Report each line of the data that includes the word "diagnostic".
Begin DATA SUPPLIED
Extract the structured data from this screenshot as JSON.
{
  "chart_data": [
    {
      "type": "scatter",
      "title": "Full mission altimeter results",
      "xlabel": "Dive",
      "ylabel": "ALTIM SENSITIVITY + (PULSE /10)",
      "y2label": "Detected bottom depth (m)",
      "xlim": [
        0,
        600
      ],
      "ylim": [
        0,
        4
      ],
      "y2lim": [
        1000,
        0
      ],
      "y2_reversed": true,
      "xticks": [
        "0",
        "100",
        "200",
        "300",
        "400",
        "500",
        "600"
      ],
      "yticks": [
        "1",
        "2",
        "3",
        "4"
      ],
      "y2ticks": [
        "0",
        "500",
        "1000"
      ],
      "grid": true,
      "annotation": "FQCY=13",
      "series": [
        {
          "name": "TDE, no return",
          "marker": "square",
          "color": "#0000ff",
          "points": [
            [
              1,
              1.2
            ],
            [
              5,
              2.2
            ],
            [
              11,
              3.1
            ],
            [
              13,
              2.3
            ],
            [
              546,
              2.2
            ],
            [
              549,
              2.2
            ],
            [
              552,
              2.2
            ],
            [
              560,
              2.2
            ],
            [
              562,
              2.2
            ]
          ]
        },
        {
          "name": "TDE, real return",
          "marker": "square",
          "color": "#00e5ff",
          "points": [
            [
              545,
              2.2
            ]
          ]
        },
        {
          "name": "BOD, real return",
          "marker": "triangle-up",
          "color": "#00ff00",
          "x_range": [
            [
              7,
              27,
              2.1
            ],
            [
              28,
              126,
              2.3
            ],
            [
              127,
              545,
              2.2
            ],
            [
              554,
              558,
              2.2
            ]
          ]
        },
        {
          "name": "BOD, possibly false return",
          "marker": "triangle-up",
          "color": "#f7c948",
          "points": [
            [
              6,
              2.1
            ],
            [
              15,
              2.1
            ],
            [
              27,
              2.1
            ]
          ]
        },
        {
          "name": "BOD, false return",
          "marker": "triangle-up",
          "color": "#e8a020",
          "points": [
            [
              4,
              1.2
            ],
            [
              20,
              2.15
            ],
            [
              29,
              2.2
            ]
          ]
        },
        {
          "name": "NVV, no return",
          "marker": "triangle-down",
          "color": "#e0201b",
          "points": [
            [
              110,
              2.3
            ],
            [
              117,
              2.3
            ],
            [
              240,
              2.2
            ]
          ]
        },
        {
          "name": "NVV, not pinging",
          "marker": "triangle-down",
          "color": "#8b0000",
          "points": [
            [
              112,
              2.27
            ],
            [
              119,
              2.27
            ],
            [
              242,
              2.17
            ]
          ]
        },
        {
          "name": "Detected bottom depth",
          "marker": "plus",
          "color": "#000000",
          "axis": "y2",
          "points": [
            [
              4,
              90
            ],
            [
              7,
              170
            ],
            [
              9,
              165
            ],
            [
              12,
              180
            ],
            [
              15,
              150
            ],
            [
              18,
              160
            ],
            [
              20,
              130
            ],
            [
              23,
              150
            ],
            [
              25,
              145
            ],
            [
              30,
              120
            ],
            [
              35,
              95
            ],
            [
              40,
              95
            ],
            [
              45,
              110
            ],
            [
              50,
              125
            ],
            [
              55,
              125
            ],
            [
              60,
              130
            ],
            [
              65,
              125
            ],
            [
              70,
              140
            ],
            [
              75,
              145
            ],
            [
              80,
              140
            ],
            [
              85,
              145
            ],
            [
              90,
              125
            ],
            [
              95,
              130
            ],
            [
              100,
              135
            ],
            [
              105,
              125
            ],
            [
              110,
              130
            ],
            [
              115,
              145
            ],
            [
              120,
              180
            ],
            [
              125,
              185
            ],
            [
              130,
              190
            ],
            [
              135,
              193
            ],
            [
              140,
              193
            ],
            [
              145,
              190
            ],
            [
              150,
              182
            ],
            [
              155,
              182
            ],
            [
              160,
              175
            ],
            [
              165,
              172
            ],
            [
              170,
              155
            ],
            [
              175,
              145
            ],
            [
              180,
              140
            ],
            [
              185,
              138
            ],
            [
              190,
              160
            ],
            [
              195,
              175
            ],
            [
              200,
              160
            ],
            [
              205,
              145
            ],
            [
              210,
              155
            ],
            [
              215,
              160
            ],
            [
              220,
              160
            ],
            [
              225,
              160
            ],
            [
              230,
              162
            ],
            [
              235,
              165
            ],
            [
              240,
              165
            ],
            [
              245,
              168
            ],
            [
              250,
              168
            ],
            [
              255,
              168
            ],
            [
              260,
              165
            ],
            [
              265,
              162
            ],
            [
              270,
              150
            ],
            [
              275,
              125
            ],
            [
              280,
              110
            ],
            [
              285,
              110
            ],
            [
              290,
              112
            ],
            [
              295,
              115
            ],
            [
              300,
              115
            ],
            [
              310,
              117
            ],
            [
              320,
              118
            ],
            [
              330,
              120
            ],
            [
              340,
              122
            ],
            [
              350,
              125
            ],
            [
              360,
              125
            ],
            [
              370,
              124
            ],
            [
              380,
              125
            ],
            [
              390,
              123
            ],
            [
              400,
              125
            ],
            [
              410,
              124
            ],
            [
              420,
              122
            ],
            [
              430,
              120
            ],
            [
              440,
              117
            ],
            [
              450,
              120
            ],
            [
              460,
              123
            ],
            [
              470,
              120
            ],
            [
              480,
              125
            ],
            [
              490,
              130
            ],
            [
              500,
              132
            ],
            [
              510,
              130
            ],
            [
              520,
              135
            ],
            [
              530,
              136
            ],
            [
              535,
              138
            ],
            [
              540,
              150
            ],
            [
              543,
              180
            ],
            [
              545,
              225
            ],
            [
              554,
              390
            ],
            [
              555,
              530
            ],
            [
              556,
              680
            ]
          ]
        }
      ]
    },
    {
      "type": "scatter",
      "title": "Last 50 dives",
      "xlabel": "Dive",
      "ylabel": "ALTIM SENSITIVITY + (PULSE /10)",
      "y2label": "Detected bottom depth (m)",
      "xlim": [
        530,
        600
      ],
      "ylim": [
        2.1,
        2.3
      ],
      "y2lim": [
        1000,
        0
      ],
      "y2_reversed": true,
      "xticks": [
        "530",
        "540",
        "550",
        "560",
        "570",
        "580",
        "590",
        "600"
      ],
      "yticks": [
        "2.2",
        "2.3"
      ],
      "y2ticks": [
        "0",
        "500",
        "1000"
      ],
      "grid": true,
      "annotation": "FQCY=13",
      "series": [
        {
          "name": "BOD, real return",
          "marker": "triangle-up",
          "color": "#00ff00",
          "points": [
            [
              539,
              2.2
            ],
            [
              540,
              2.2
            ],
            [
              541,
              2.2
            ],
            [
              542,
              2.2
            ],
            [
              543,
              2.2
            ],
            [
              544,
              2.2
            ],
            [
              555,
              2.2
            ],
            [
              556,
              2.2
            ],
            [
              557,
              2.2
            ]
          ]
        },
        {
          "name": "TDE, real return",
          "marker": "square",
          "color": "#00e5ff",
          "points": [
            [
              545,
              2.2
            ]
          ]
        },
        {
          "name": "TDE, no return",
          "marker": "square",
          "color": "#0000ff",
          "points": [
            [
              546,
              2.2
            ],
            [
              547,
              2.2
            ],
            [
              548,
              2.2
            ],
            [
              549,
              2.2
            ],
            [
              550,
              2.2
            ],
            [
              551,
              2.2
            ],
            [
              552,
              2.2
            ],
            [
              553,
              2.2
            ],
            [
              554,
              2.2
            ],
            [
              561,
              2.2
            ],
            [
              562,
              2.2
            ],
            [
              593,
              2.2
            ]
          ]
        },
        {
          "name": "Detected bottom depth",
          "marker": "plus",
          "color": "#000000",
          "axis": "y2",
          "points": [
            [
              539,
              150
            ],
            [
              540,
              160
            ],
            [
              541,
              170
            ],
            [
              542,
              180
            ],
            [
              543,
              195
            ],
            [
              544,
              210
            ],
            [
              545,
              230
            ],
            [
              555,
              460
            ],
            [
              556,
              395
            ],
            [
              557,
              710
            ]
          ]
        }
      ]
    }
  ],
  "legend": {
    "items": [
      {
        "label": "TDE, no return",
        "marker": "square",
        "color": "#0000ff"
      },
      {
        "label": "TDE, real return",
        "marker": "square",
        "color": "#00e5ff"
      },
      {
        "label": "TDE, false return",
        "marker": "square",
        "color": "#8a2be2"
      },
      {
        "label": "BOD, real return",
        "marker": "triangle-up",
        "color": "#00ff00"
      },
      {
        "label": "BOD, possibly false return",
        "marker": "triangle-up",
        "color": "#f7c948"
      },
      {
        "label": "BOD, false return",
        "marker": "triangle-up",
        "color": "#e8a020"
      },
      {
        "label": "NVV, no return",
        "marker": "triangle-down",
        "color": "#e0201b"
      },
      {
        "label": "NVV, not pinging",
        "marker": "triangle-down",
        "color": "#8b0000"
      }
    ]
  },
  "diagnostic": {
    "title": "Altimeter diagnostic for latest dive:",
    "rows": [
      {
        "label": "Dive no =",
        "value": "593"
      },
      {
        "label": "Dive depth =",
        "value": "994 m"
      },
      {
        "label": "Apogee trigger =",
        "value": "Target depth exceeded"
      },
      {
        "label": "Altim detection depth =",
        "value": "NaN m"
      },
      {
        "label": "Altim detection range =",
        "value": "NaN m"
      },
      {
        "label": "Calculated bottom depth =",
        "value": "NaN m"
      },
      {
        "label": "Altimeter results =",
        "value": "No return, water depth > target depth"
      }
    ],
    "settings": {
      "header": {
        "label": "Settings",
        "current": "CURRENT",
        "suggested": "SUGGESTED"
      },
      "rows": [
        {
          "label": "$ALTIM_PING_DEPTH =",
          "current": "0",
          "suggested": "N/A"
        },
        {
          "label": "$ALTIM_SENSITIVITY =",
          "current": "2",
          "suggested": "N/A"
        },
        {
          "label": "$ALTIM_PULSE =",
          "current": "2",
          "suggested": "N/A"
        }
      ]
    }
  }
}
End DATA SUPPLIED
• _THE OUTPUT_
  "diagnostic": {
    "title": "Altimeter diagnostic for latest dive:",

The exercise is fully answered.